**Blocco di testo:**
————

C’è poi un terzo ordine di negatori della poesia: i figli della presunzione, dell’inquietudine modernista, ben rappresentati dalle avanguardie, storiche e non: quelli, insomma, che iniziano incitando a bruciare i musei, e finiscono col pennacchio in testa nelle accademie fasciste. L’elogio della modernità a tutti i costi, quando non è il prodotto di un avventurismo senza scrupoli, può nondimeno nascere dalla presunzione – spesso adolescenziale – di aver compreso tutto: Rimbaud fu il campione indiscusso di questa genealogia, e anche il più grande, l’unico – forse – ad essere coerente con se stesso, scegliendo di sparire al momento giusto.

————

**Righe estratte:**
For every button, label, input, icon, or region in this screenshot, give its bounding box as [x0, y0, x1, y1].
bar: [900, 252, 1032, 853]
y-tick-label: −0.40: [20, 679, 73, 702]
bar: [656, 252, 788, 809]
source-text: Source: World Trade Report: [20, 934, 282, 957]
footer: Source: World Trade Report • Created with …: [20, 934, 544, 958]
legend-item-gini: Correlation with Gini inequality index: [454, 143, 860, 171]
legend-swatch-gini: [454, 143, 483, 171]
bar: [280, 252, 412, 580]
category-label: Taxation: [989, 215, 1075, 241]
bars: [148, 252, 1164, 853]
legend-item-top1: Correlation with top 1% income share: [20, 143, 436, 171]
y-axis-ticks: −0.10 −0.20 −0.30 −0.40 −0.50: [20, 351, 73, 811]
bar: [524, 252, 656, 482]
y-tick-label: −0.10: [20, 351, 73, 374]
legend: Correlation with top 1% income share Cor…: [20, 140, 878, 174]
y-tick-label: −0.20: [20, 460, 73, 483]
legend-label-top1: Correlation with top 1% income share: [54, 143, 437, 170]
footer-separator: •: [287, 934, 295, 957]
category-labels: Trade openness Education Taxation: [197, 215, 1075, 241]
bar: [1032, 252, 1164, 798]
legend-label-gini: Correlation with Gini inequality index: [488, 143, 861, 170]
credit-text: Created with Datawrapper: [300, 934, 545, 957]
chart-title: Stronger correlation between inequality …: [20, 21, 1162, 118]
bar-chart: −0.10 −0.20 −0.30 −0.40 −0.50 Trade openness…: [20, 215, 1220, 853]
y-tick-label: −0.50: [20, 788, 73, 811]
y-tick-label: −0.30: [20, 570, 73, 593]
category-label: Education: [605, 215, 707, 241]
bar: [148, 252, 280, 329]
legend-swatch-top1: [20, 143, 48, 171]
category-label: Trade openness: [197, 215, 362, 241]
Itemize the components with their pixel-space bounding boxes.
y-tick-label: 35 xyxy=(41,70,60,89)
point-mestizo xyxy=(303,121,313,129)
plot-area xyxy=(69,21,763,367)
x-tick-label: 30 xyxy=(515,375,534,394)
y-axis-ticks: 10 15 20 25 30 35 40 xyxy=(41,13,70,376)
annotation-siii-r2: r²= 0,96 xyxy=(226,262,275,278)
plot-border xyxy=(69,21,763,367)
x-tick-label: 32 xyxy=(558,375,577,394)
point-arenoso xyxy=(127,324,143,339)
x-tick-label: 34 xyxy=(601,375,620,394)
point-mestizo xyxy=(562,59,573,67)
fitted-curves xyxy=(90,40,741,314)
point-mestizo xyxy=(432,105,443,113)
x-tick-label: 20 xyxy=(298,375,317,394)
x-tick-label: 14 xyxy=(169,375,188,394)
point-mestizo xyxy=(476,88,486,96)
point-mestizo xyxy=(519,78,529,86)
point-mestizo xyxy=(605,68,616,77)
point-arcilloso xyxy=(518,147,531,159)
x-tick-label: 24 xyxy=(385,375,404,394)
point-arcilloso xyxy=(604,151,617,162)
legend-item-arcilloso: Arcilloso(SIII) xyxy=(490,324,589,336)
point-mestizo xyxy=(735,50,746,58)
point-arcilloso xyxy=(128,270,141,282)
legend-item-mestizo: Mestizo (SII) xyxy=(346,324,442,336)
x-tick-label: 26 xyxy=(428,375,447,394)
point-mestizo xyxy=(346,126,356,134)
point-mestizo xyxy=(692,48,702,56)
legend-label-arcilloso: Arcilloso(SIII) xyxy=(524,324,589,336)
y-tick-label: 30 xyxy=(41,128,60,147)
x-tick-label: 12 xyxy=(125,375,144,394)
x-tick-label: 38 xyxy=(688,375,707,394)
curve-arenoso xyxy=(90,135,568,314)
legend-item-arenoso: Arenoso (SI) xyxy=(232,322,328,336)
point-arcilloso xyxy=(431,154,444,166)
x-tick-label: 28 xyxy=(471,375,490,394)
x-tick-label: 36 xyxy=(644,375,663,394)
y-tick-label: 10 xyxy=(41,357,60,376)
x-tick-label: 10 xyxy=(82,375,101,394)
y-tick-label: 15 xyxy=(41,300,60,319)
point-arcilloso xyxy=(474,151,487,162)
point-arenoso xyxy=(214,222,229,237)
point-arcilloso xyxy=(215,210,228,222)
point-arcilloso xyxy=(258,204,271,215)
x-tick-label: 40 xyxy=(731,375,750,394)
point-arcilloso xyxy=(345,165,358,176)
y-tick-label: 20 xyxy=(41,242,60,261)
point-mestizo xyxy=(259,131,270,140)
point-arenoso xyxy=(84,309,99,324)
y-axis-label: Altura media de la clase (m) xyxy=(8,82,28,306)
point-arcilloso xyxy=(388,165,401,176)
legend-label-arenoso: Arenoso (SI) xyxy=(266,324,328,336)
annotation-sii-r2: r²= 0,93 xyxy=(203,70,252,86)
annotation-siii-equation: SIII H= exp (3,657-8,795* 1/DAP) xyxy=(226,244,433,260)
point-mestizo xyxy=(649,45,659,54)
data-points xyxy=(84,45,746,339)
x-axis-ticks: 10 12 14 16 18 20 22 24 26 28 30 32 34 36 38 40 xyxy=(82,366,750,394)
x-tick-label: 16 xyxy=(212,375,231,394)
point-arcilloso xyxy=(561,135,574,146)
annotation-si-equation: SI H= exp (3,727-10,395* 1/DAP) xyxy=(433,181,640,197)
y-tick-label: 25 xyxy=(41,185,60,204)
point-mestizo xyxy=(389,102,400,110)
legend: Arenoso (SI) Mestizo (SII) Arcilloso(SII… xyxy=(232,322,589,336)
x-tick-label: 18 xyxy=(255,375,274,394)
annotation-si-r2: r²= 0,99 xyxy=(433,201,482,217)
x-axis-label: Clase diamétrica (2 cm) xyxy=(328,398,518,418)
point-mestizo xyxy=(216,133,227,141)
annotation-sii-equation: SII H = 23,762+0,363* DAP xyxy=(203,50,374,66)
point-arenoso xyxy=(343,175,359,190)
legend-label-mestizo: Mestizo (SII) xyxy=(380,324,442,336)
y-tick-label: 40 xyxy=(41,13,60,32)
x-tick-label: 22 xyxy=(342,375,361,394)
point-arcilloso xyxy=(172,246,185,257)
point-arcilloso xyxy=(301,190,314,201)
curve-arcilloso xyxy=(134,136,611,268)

————

**Domande di studio:**
- A) Rispondi a queste domande sul brano sui negatori della poesia:
(i) Da chi sono ben rappresentati i figli della presunzione e dell'inquietudine modernista?
(ii) Dove finiscono quelli che iniziano incitando a bruciare i musei?
(iii) Chi fu il campione indiscusso di questa genealogia?
- B) Riscrivi per favore come elenco puntato il paragrafo del brano sui negatori della poesia che inizia con "C'è poi un terzo ordine", mantenendone i fatti principali.

**Soluzioni degli esercizi:**
- A)
(i) Dalle avanguardie, storiche e non.
(ii) Col pennacchio in testa nelle accademie fasciste.
(iii) Rimbaud.

- B)
- Il terzo ordine di negatori della poesia è formato dai figli della presunzione e dell'inquietudine modernista, ben rappresentati dalle avanguardie, storiche e non.
- Iniziano incitando a bruciare i musei e finiscono col pennacchio in testa nelle accademie fasciste.
- L'elogio della modernità a tutti i costi, quando non nasce da un avventurismo senza scrupoli, può nascere dalla presunzione, spesso adolescenziale, di aver compreso tutto.
- Rimbaud fu il campione indiscusso e il più grande di questa genealogia. Fu forse l'unico coerente con se stesso, perché scelse di sparire al momento giusto.